▸ **EXERCISE REQUIREMENTS**: Only the number is wanted: how many lines in the data contain "jaar"?
++++++++
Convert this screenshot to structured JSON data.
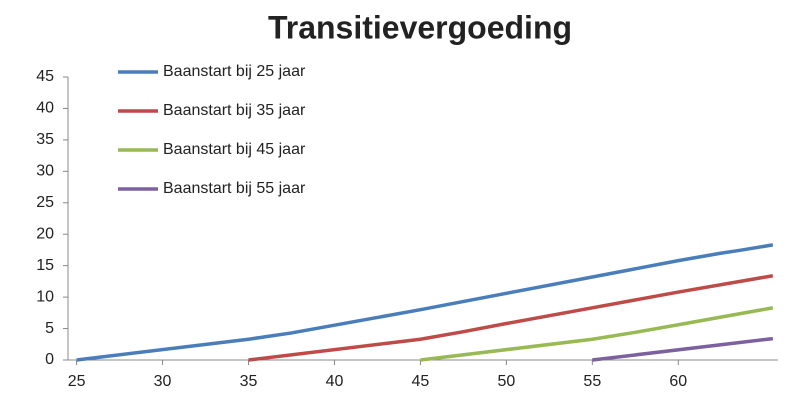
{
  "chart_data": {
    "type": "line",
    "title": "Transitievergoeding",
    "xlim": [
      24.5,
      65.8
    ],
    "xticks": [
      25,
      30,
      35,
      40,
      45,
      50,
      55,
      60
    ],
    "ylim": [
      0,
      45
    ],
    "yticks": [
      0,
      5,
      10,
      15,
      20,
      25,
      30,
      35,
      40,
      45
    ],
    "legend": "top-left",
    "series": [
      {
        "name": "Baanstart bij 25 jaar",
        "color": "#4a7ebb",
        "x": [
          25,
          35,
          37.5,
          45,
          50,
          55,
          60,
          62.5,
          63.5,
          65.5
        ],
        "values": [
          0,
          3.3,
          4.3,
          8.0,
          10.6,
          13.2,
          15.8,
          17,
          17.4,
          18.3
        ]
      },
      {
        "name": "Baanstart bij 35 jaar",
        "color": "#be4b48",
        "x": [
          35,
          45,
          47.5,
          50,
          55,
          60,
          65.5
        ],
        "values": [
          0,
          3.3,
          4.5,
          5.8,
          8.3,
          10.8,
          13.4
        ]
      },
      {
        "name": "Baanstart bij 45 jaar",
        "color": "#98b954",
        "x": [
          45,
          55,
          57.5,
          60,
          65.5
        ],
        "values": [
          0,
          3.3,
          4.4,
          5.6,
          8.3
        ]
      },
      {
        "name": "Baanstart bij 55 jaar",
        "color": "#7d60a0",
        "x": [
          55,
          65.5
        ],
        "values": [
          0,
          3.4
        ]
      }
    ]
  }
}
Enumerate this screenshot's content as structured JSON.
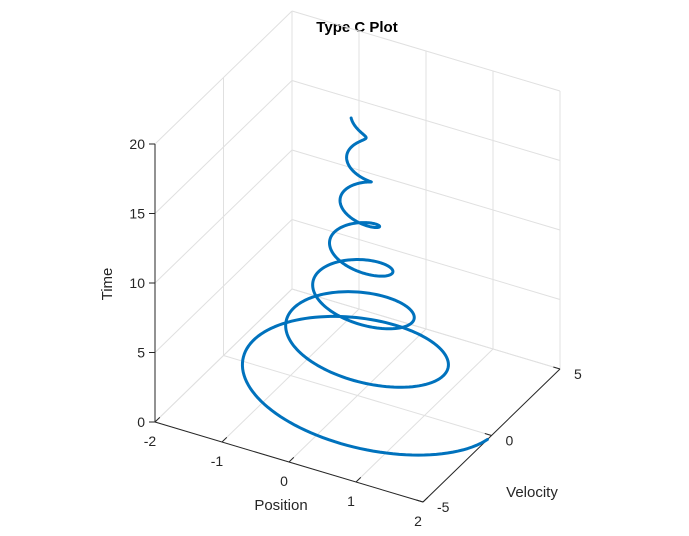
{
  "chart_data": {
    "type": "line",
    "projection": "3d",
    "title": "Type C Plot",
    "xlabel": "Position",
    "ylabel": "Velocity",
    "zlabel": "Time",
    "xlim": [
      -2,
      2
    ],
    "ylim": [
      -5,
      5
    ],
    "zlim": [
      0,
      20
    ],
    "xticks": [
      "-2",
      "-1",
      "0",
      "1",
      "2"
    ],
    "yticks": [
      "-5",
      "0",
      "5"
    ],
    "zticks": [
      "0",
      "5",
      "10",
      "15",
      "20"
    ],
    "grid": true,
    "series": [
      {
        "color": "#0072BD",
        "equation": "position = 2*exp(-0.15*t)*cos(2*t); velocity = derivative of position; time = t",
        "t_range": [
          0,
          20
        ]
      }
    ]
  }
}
++++++++
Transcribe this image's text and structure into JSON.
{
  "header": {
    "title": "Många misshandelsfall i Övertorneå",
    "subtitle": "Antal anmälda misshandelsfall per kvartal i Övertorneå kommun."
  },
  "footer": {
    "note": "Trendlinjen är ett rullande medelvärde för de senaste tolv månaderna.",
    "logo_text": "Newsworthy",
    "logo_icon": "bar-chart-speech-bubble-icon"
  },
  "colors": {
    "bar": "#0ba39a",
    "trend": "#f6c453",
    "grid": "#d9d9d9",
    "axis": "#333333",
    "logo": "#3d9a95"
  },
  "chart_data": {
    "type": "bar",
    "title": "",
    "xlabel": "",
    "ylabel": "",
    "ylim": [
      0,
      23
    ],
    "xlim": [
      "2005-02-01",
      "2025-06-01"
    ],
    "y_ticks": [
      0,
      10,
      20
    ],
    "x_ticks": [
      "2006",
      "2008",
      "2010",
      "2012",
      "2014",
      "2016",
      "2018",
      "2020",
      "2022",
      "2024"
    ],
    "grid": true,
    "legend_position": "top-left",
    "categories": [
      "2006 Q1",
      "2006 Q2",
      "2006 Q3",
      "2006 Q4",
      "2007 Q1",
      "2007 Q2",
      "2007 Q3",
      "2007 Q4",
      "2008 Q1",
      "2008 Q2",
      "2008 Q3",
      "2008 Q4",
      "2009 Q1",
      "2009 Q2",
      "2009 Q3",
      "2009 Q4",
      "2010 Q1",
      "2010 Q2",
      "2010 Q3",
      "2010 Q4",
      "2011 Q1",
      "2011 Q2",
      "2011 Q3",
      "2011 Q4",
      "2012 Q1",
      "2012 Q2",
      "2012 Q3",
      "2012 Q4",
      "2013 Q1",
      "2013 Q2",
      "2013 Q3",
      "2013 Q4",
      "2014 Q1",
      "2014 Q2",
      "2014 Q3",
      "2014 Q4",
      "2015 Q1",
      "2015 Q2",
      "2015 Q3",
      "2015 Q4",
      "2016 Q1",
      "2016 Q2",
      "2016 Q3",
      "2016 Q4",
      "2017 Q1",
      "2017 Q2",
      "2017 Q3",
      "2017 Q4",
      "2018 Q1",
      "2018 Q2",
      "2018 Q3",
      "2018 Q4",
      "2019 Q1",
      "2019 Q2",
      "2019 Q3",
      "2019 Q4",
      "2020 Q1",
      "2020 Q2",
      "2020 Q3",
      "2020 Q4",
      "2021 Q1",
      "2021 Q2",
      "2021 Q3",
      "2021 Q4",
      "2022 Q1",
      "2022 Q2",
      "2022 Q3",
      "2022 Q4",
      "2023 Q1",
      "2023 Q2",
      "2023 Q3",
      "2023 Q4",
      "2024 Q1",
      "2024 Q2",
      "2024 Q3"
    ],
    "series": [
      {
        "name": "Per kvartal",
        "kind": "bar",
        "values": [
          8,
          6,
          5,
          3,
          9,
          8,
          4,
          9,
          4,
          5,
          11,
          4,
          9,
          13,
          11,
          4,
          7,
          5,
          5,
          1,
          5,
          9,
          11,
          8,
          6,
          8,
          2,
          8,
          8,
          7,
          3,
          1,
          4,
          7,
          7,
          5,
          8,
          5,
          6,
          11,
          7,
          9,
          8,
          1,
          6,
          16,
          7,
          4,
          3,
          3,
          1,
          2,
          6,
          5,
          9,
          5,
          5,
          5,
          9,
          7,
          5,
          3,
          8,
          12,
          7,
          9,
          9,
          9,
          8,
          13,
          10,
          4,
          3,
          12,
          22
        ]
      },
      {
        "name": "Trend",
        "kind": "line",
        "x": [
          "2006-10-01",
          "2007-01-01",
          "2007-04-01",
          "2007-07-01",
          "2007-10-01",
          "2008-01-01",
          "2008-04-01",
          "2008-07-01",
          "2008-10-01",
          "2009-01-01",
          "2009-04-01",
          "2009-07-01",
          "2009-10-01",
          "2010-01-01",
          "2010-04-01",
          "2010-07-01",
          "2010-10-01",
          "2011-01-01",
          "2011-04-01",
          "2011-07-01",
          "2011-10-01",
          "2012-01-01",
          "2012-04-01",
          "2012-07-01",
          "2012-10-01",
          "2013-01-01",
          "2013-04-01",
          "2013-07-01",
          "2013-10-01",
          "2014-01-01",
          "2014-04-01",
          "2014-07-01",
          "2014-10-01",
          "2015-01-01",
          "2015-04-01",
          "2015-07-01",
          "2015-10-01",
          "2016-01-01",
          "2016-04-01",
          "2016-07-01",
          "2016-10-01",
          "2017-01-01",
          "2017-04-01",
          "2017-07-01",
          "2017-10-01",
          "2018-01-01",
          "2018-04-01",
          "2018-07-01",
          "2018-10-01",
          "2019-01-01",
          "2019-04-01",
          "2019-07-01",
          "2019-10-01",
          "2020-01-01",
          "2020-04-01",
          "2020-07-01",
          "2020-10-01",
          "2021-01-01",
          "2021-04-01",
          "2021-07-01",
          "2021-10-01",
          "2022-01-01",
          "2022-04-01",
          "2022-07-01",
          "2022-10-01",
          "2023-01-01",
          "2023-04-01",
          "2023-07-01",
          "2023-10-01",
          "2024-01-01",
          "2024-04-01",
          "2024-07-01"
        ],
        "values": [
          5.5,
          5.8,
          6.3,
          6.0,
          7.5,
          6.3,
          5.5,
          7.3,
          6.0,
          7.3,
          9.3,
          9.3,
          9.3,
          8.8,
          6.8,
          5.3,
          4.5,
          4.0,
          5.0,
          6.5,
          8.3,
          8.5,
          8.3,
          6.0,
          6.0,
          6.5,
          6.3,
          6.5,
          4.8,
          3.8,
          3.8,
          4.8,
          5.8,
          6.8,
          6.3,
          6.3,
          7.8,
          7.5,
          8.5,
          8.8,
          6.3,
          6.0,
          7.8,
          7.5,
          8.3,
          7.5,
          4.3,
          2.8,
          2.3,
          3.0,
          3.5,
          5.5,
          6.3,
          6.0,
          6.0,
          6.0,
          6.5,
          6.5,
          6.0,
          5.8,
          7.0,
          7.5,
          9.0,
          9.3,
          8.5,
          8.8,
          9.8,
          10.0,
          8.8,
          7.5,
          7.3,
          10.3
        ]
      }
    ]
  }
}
++++++++
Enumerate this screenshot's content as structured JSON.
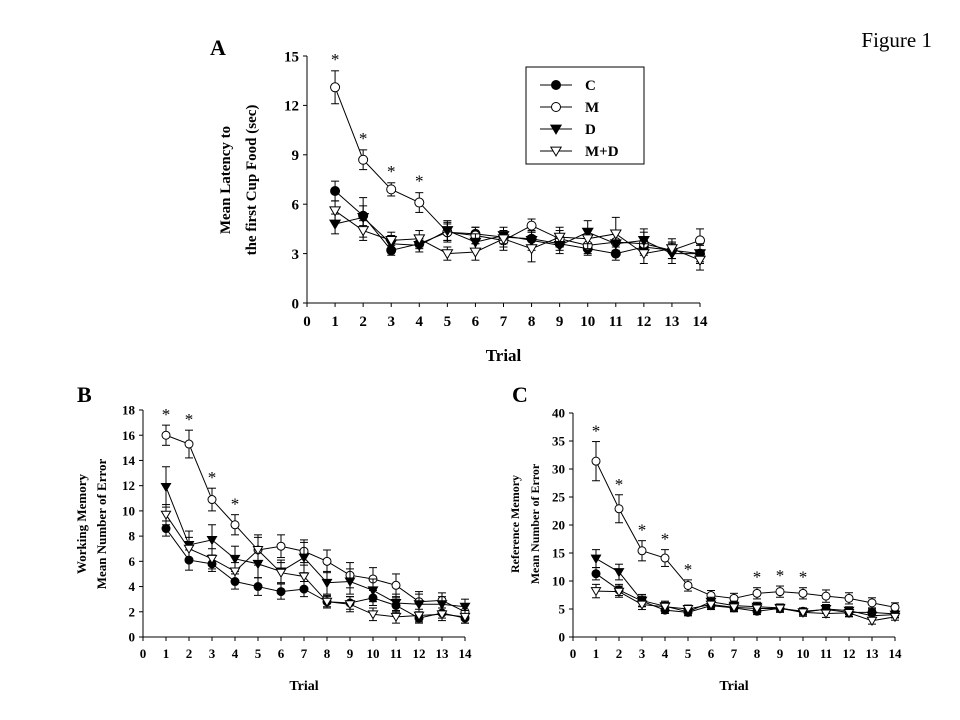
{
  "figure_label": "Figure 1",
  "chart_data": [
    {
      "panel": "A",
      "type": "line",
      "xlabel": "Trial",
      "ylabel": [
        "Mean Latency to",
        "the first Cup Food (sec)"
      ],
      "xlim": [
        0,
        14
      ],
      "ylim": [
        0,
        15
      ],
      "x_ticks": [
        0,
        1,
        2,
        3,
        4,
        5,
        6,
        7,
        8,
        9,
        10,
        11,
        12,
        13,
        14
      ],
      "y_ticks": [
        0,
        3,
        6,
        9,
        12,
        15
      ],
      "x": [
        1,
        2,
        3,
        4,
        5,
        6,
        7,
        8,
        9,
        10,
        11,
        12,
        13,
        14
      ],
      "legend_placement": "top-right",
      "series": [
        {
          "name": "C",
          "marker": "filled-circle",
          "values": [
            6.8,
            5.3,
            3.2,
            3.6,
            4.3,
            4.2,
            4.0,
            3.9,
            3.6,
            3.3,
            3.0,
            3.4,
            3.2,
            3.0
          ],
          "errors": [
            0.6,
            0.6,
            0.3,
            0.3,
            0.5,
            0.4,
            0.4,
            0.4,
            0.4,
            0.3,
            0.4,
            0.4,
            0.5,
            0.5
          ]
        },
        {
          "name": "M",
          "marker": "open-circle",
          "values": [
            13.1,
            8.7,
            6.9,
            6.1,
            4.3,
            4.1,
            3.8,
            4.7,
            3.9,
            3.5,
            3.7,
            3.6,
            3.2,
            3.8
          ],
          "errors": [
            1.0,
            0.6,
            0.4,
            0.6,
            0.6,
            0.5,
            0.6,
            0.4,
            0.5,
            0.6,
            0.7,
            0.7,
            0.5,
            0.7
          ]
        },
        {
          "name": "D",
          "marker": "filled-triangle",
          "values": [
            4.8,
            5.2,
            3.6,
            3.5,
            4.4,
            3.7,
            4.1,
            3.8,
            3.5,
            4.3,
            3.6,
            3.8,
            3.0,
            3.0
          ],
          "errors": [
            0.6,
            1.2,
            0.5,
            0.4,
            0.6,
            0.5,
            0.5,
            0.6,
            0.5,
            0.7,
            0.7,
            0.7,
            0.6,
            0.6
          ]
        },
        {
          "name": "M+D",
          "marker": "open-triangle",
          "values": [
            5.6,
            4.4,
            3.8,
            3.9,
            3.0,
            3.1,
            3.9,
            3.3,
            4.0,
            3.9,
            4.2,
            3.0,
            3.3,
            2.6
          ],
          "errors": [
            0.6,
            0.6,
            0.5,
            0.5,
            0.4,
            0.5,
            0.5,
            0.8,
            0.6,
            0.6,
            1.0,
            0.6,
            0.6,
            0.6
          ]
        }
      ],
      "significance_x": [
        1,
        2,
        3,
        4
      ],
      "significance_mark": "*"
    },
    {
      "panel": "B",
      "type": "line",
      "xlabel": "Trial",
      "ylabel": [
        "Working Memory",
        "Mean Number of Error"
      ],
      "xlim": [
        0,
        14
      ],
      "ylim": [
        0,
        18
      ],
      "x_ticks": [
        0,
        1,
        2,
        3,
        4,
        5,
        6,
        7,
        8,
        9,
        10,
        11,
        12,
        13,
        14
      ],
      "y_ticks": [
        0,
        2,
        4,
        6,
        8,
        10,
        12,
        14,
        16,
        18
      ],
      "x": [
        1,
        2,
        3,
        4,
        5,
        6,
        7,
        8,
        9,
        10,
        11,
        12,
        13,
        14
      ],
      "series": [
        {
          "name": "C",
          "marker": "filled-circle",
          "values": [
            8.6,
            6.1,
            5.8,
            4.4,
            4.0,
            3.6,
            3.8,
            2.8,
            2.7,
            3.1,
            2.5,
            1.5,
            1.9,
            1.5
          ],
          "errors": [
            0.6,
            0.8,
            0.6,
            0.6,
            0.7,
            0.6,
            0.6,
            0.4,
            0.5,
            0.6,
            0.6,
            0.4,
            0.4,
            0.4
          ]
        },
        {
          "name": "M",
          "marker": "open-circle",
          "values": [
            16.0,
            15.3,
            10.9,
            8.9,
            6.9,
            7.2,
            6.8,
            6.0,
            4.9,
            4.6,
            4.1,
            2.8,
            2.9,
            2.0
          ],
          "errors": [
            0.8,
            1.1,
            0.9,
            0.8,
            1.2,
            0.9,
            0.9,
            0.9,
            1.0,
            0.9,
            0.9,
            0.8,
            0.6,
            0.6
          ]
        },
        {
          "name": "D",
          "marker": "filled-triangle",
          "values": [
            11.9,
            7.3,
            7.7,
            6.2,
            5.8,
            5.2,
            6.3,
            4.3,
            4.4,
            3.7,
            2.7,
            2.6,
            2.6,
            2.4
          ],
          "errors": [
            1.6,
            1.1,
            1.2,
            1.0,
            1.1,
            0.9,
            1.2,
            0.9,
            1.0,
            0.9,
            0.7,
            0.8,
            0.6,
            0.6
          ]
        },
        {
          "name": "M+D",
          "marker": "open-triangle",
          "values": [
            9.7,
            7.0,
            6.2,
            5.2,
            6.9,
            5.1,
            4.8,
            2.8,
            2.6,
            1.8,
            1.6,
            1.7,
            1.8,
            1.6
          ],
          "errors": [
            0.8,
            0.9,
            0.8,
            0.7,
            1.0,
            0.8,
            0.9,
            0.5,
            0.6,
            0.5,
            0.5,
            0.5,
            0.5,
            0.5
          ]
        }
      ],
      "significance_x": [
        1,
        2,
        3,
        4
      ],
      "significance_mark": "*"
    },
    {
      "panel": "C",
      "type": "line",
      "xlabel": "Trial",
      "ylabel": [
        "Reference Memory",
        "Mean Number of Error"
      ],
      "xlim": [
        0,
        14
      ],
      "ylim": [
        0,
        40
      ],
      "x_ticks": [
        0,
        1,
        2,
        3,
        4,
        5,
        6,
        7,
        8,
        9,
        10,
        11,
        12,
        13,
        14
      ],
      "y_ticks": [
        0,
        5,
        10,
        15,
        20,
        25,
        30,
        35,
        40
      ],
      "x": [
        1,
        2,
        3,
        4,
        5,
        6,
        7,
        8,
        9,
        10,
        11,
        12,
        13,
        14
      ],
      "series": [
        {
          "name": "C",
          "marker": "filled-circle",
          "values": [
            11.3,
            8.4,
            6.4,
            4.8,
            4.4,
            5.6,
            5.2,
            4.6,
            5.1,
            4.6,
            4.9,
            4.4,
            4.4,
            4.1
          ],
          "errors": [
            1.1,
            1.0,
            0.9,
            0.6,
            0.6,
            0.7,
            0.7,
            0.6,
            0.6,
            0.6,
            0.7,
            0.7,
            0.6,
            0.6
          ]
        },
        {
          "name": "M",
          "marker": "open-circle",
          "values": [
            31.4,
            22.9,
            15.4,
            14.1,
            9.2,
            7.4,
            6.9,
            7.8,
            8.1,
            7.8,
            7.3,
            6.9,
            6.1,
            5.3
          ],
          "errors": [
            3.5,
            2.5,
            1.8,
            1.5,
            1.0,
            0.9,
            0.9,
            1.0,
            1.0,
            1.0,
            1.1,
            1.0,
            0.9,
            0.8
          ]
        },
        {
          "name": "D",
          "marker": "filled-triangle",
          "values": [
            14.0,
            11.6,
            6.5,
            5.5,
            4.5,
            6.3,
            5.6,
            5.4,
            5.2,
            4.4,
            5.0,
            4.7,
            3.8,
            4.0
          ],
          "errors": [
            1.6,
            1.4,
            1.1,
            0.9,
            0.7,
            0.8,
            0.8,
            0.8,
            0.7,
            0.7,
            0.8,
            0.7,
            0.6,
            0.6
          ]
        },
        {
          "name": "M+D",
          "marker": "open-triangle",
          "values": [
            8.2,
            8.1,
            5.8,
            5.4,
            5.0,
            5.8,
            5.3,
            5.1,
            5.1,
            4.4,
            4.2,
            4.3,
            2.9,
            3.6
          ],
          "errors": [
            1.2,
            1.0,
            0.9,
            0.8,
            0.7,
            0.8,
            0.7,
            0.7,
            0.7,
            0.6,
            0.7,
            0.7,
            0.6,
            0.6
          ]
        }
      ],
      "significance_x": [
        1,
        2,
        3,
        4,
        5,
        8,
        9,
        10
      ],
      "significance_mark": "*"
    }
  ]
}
++++++++
▸ **FULL ANSWER**: 4